• **What the exercise asks**:
Keep the pictures out of the copy and repeat the records exactly.

• **Task data**:
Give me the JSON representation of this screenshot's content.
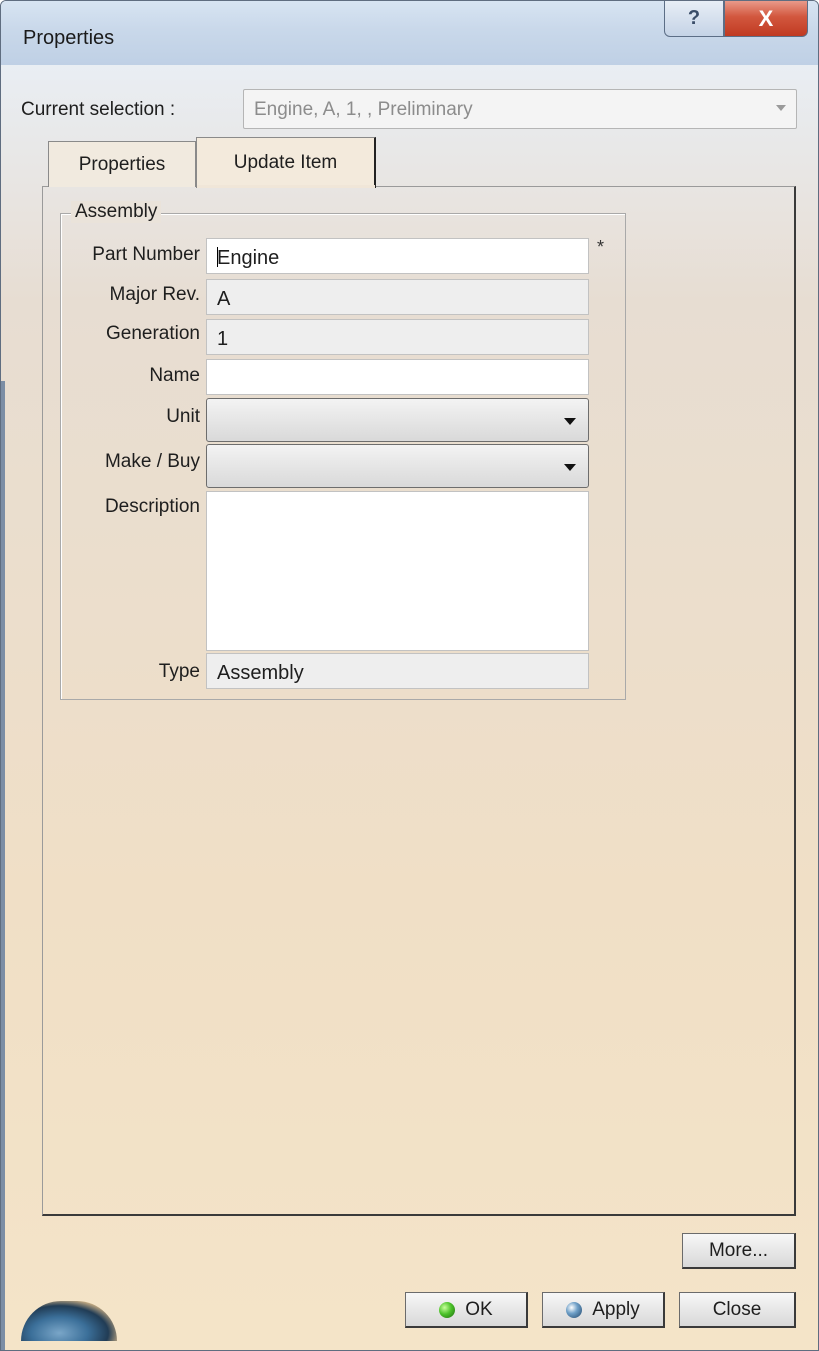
{
  "window": {
    "title": "Properties",
    "help_label": "?",
    "close_label": "X"
  },
  "current_selection": {
    "label": "Current selection :",
    "value": "Engine, A, 1, , Preliminary"
  },
  "tabs": [
    {
      "label": "Properties",
      "active": false
    },
    {
      "label": "Update Item",
      "active": true
    }
  ],
  "assembly_group": {
    "title": "Assembly",
    "fields": {
      "part_number": {
        "label": "Part Number",
        "value": "Engine",
        "required_marker": "*"
      },
      "major_rev": {
        "label": "Major Rev.",
        "value": "A"
      },
      "generation": {
        "label": "Generation",
        "value": "1"
      },
      "name": {
        "label": "Name",
        "value": ""
      },
      "unit": {
        "label": "Unit",
        "value": ""
      },
      "make_buy": {
        "label": "Make / Buy",
        "value": ""
      },
      "description": {
        "label": "Description",
        "value": ""
      },
      "type": {
        "label": "Type",
        "value": "Assembly"
      }
    }
  },
  "buttons": {
    "more": "More...",
    "ok": "OK",
    "apply": "Apply",
    "close": "Close"
  },
  "icons": {
    "ok": "green-orb-icon",
    "apply": "blue-orb-icon",
    "logo": "catia-logo-icon"
  },
  "colors": {
    "title_bar": "#c9d8ea",
    "close_button": "#c03a22",
    "background_bottom": "#f4e4c8"
  }
}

• **Final answer**:
Give me the JSON representation of this screenshot's content.
{
  "window": {
    "title": "Properties",
    "help_label": "?",
    "close_label": "X"
  },
  "current_selection": {
    "label": "Current selection :",
    "value": "Engine, A, 1, , Preliminary"
  },
  "tabs": [
    {
      "label": "Properties",
      "active": false
    },
    {
      "label": "Update Item",
      "active": true
    }
  ],
  "assembly_group": {
    "title": "Assembly",
    "fields": {
      "part_number": {
        "label": "Part Number",
        "value": "Engine",
        "required_marker": "*"
      },
      "major_rev": {
        "label": "Major Rev.",
        "value": "A"
      },
      "generation": {
        "label": "Generation",
        "value": "1"
      },
      "name": {
        "label": "Name",
        "value": ""
      },
      "unit": {
        "label": "Unit",
        "value": ""
      },
      "make_buy": {
        "label": "Make / Buy",
        "value": ""
      },
      "description": {
        "label": "Description",
        "value": ""
      },
      "type": {
        "label": "Type",
        "value": "Assembly"
      }
    }
  },
  "buttons": {
    "more": "More...",
    "ok": "OK",
    "apply": "Apply",
    "close": "Close"
  },
  "icons": {
    "ok": "green-orb-icon",
    "apply": "blue-orb-icon",
    "logo": "catia-logo-icon"
  },
  "colors": {
    "title_bar": "#c9d8ea",
    "close_button": "#c03a22",
    "background_bottom": "#f4e4c8"
  }
}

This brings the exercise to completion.